_Exercise_.
Exactly as written, retype the listing below, omitting the pictures.

>> begin Listing

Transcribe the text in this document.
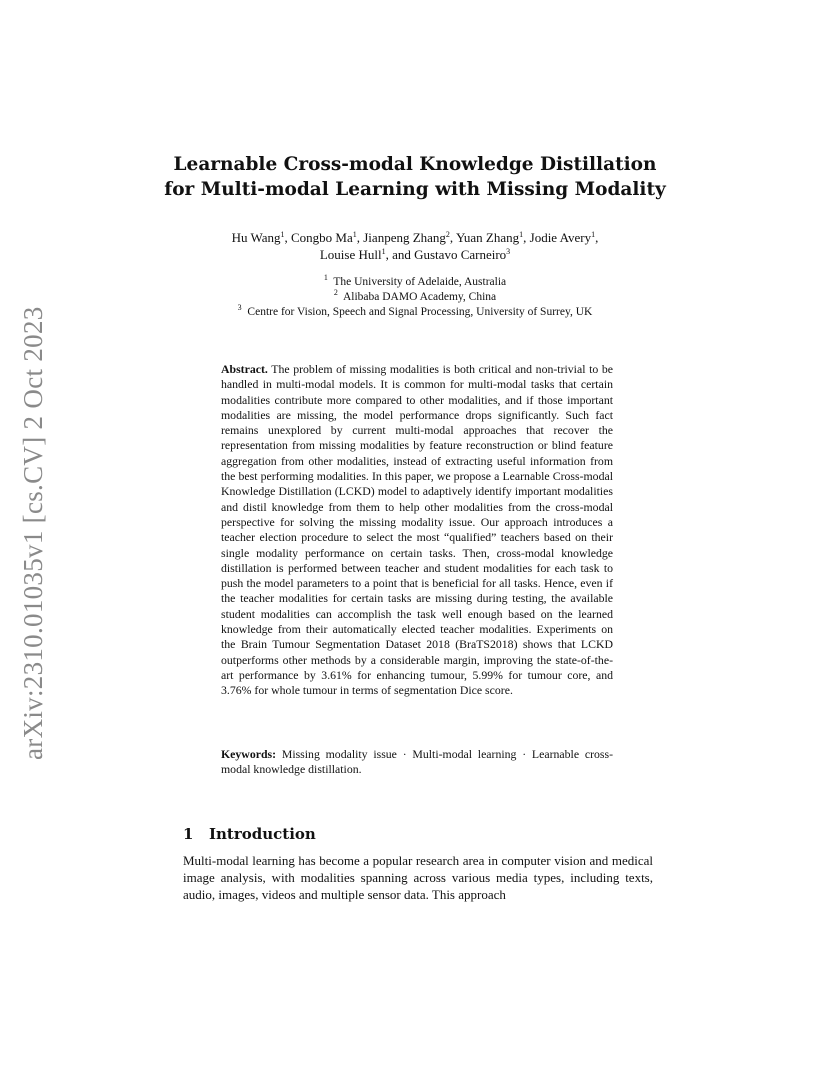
arXiv:2310.01035v1 [cs.CV] 2 Oct 2023
Learnable Cross-modal Knowledge Distillation
for Multi-modal Learning with Missing Modality
Hu Wang$^1$, Congbo Ma$^1$, Jianpeng Zhang$^2$, Yuan Zhang$^1$, Jodie Avery$^1$,
Louise Hull$^1$, and Gustavo Carneiro$^3$
$^1$ The University of Adelaide, Australia
$^2$ Alibaba DAMO Academy, China
$^3$ Centre for Vision, Speech and Signal Processing, University of Surrey, UK
Abstract. The problem of missing modalities is both critical and non-trivial to be handled in multi-modal models. It is common for multi-modal tasks that certain modalities contribute more compared to other modalities, and if those important modalities are missing, the model performance drops significantly. Such fact remains unexplored by current multi-modal approaches that recover the representation from missing modalities by feature reconstruction or blind feature aggregation from other modalities, instead of extracting useful information from the best performing modalities. In this paper, we propose a Learnable Cross-modal Knowledge Distillation (LCKD) model to adaptively identify important modalities and distil knowledge from them to help other modalities from the cross-modal perspective for solving the missing modality issue. Our approach introduces a teacher election procedure to select the most “qualified” teachers based on their single modality performance on certain tasks. Then, cross-modal knowledge distillation is performed between teacher and student modalities for each task to push the model parameters to a point that is beneficial for all tasks. Hence, even if the teacher modalities for certain tasks are missing during testing, the available student modalities can accomplish the task well enough based on the learned knowledge from their automatically elected teacher modalities. Experiments on the Brain Tumour Segmentation Dataset 2018 (BraTS2018) shows that LCKD outperforms other methods by a considerable margin, improving the state-of-the-art performance by 3.61% for enhancing tumour, 5.99% for tumour core, and 3.76% for whole tumour in terms of segmentation Dice score.
Keywords: Missing modality issue · Multi-modal learning · Learnable cross-modal knowledge distillation.
1 Introduction
Multi-modal learning has become a popular research area in computer vision and medical image analysis, with modalities spanning across various media types, including texts, audio, images, videos and multiple sensor data. This approach
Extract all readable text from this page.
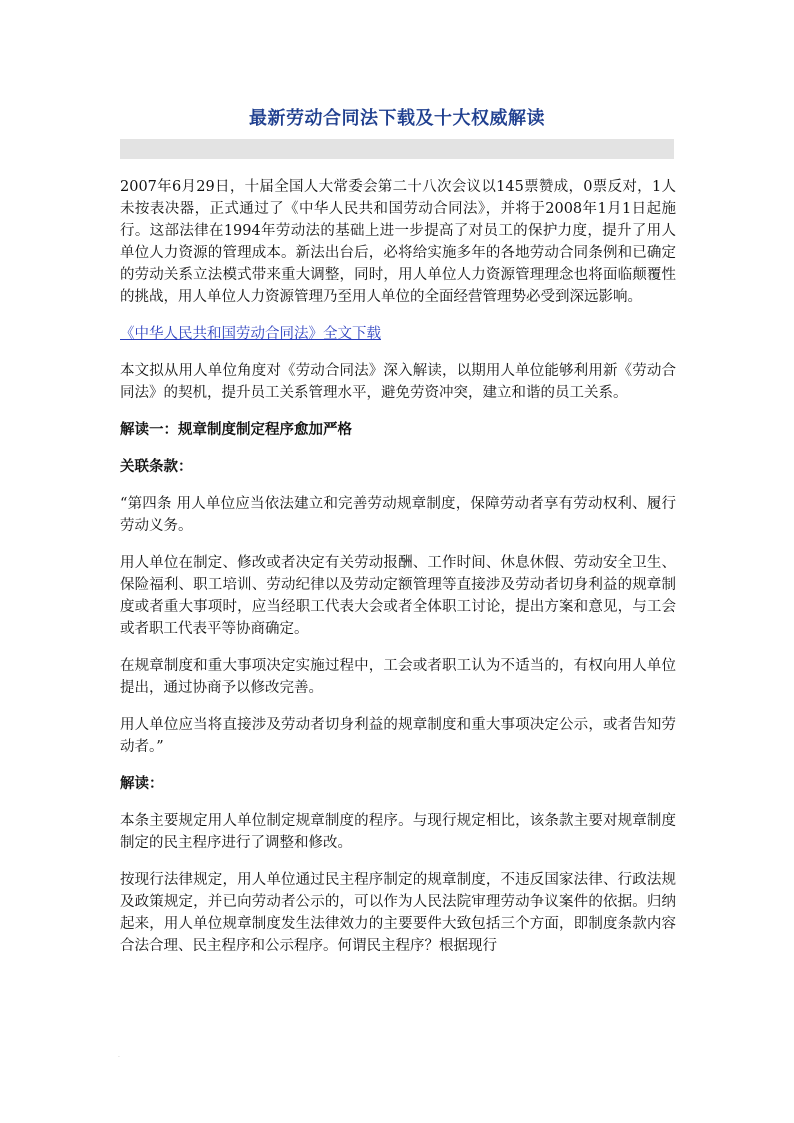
最新劳动合同法下载及十大权威解读

2007年6月29日，十届全国人大常委会第二十八次会议以145票赞成，0票反对，1人未按表决器，正式通过了《中华人民共和国劳动合同法》，并将于2008年1月1日起施行。这部法律在1994年劳动法的基础上进一步提高了对员工的保护力度，提升了用人单位人力资源的管理成本。新法出台后，必将给实施多年的各地劳动合同条例和已确定的劳动关系立法模式带来重大调整，同时，用人单位人力资源管理理念也将面临颠覆性的挑战，用人单位人力资源管理乃至用人单位的全面经营管理势必受到深远影响。

《中华人民共和国劳动合同法》全文下载

本文拟从用人单位角度对《劳动合同法》深入解读，以期用人单位能够利用新《劳动合同法》的契机，提升员工关系管理水平，避免劳资冲突，建立和谐的员工关系。

解读一：规章制度制定程序愈加严格

关联条款：

“第四条 用人单位应当依法建立和完善劳动规章制度，保障劳动者享有劳动权利、履行劳动义务。

用人单位在制定、修改或者决定有关劳动报酬、工作时间、休息休假、劳动安全卫生、保险福利、职工培训、劳动纪律以及劳动定额管理等直接涉及劳动者切身利益的规章制度或者重大事项时，应当经职工代表大会或者全体职工讨论，提出方案和意见，与工会或者职工代表平等协商确定。

在规章制度和重大事项决定实施过程中，工会或者职工认为不适当的，有权向用人单位提出，通过协商予以修改完善。

用人单位应当将直接涉及劳动者切身利益的规章制度和重大事项决定公示，或者告知劳动者。”

解读：

本条主要规定用人单位制定规章制度的程序。与现行规定相比，该条款主要对规章制度制定的民主程序进行了调整和修改。

按现行法律规定，用人单位通过民主程序制定的规章制度，不违反国家法律、行政法规及政策规定，并已向劳动者公示的，可以作为人民法院审理劳动争议案件的依据。归纳起来，用人单位规章制度发生法律效力的主要要件大致包括三个方面，即制度条款内容合法合理、民主程序和公示程序。何谓民主程序？根据现行

.
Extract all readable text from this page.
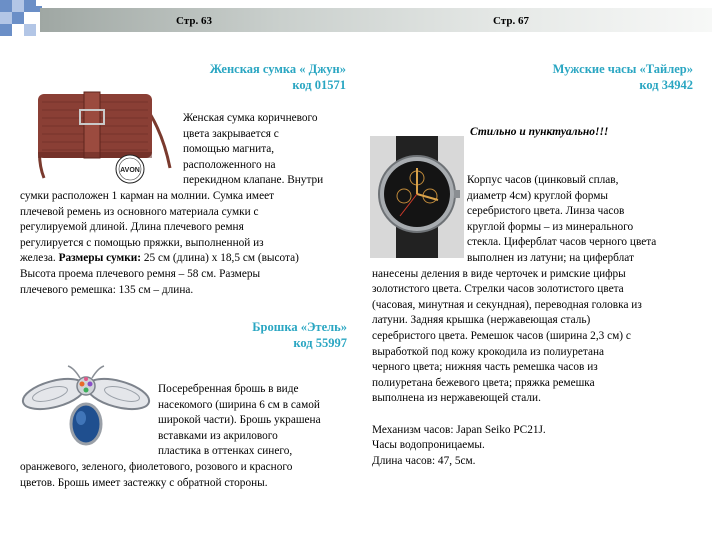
Стр. 63	Стр. 67
Женская сумка « Джун»
код 01571
AVON
Женская сумка коричневого
цвета закрывается с
помощью магнита,
расположенного на
перекидном клапане. Внутри
сумки расположен 1 карман на молнии. Сумка имеет
плечевой ремень из основного материала сумки с
регулируемой длиной. Длина плечевого ремня
регулируется с помощью пряжки, выполненной из
железа. Размеры сумки: 25 см (длина) х 18,5 см (высота)
Высота проема плечевого ремня – 58 см. Размеры
плечевого ремешка: 135 см – длина.
Брошка «Этель»
код 55997
Посеребренная брошь в виде
насекомого (ширина 6 см в самой
широкой части). Брошь украшена
вставками из акрилового
пластика в оттенках синего,
оранжевого, зеленого, фиолетового, розового и красного
цветов. Брошь имеет застежку с обратной стороны.
Мужские часы «Тайлер»
код 34942
Стильно и пунктуально!!!
Корпус часов (цинковый сплав,
диаметр 4см) круглой формы
серебристого цвета. Линза часов
круглой формы – из минерального
стекла. Циферблат часов черного цвета
выполнен из латуни; на циферблат
нанесены деления в виде черточек и римские цифры
золотистого цвета. Стрелки часов золотистого цвета
(часовая, минутная и секундная), переводная головка из
латуни. Задняя крышка (нержавеющая сталь)
серебристого цвета. Ремешок часов (ширина 2,3 см) с
выработкой под кожу крокодила из полиуретана
черного цвета; нижняя часть ремешка часов из
полиуретана бежевого цвета; пряжка ремешка
выполнена из нержавеющей стали.
Механизм часов: Japan Seiko PC21J.
Часы водопроницаемы.
Длина часов: 47, 5см.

>> end Listing

_Finished answer_.
Transcribe the text in this document.
arXiv:2310.01035v1 [cs.CV] 2 Oct 2023
Learnable Cross-modal Knowledge Distillation
for Multi-modal Learning with Missing Modality
Hu Wang$^1$, Congbo Ma$^1$, Jianpeng Zhang$^2$, Yuan Zhang$^1$, Jodie Avery$^1$,
Louise Hull$^1$, and Gustavo Carneiro$^3$
$^1$ The University of Adelaide, Australia
$^2$ Alibaba DAMO Academy, China
$^3$ Centre for Vision, Speech and Signal Processing, University of Surrey, UK
Abstract. The problem of missing modalities is both critical and non-trivial to be handled in multi-modal models. It is common for multi-modal tasks that certain modalities contribute more compared to other modalities, and if those important modalities are missing, the model performance drops significantly. Such fact remains unexplored by current multi-modal approaches that recover the representation from missing modalities by feature reconstruction or blind feature aggregation from other modalities, instead of extracting useful information from the best performing modalities. In this paper, we propose a Learnable Cross-modal Knowledge Distillation (LCKD) model to adaptively identify important modalities and distil knowledge from them to help other modalities from the cross-modal perspective for solving the missing modality issue. Our approach introduces a teacher election procedure to select the most “qualified” teachers based on their single modality performance on certain tasks. Then, cross-modal knowledge distillation is performed between teacher and student modalities for each task to push the model parameters to a point that is beneficial for all tasks. Hence, even if the teacher modalities for certain tasks are missing during testing, the available student modalities can accomplish the task well enough based on the learned knowledge from their automatically elected teacher modalities. Experiments on the Brain Tumour Segmentation Dataset 2018 (BraTS2018) shows that LCKD outperforms other methods by a considerable margin, improving the state-of-the-art performance by 3.61% for enhancing tumour, 5.99% for tumour core, and 3.76% for whole tumour in terms of segmentation Dice score.
Keywords: Missing modality issue · Multi-modal learning · Learnable cross-modal knowledge distillation.
1 Introduction
Multi-modal learning has become a popular research area in computer vision and medical image analysis, with modalities spanning across various media types, including texts, audio, images, videos and multiple sensor data. This approach
Extract all readable text from this page.
最新劳动合同法下载及十大权威解读

2007年6月29日，十届全国人大常委会第二十八次会议以145票赞成，0票反对，1人未按表决器，正式通过了《中华人民共和国劳动合同法》，并将于2008年1月1日起施行。这部法律在1994年劳动法的基础上进一步提高了对员工的保护力度，提升了用人单位人力资源的管理成本。新法出台后，必将给实施多年的各地劳动合同条例和已确定的劳动关系立法模式带来重大调整，同时，用人单位人力资源管理理念也将面临颠覆性的挑战，用人单位人力资源管理乃至用人单位的全面经营管理势必受到深远影响。

《中华人民共和国劳动合同法》全文下载

本文拟从用人单位角度对《劳动合同法》深入解读，以期用人单位能够利用新《劳动合同法》的契机，提升员工关系管理水平，避免劳资冲突，建立和谐的员工关系。

解读一：规章制度制定程序愈加严格

关联条款：

“第四条 用人单位应当依法建立和完善劳动规章制度，保障劳动者享有劳动权利、履行劳动义务。

用人单位在制定、修改或者决定有关劳动报酬、工作时间、休息休假、劳动安全卫生、保险福利、职工培训、劳动纪律以及劳动定额管理等直接涉及劳动者切身利益的规章制度或者重大事项时，应当经职工代表大会或者全体职工讨论，提出方案和意见，与工会或者职工代表平等协商确定。

在规章制度和重大事项决定实施过程中，工会或者职工认为不适当的，有权向用人单位提出，通过协商予以修改完善。

用人单位应当将直接涉及劳动者切身利益的规章制度和重大事项决定公示，或者告知劳动者。”

解读：

本条主要规定用人单位制定规章制度的程序。与现行规定相比，该条款主要对规章制度制定的民主程序进行了调整和修改。

按现行法律规定，用人单位通过民主程序制定的规章制度，不违反国家法律、行政法规及政策规定，并已向劳动者公示的，可以作为人民法院审理劳动争议案件的依据。归纳起来，用人单位规章制度发生法律效力的主要要件大致包括三个方面，即制度条款内容合法合理、民主程序和公示程序。何谓民主程序？根据现行

.
Extract all readable text from this page.
Стр. 63	Стр. 67
Женская сумка « Джун»
код 01571
AVON
Женская сумка коричневого
цвета закрывается с
помощью магнита,
расположенного на
перекидном клапане. Внутри
сумки расположен 1 карман на молнии. Сумка имеет
плечевой ремень из основного материала сумки с
регулируемой длиной. Длина плечевого ремня
регулируется с помощью пряжки, выполненной из
железа. Размеры сумки: 25 см (длина) х 18,5 см (высота)
Высота проема плечевого ремня – 58 см. Размеры
плечевого ремешка: 135 см – длина.
Брошка «Этель»
код 55997
Посеребренная брошь в виде
насекомого (ширина 6 см в самой
широкой части). Брошь украшена
вставками из акрилового
пластика в оттенках синего,
оранжевого, зеленого, фиолетового, розового и красного
цветов. Брошь имеет застежку с обратной стороны.
Мужские часы «Тайлер»
код 34942
Стильно и пунктуально!!!
Корпус часов (цинковый сплав,
диаметр 4см) круглой формы
серебристого цвета. Линза часов
круглой формы – из минерального
стекла. Циферблат часов черного цвета
выполнен из латуни; на циферблат
нанесены деления в виде черточек и римские цифры
золотистого цвета. Стрелки часов золотистого цвета
(часовая, минутная и секундная), переводная головка из
латуни. Задняя крышка (нержавеющая сталь)
серебристого цвета. Ремешок часов (ширина 2,3 см) с
выработкой под кожу крокодила из полиуретана
черного цвета; нижняя часть ремешка часов из
полиуретана бежевого цвета; пряжка ремешка
выполнена из нержавеющей стали.
Механизм часов: Japan Seiko PC21J.
Часы водопроницаемы.
Длина часов: 47, 5см.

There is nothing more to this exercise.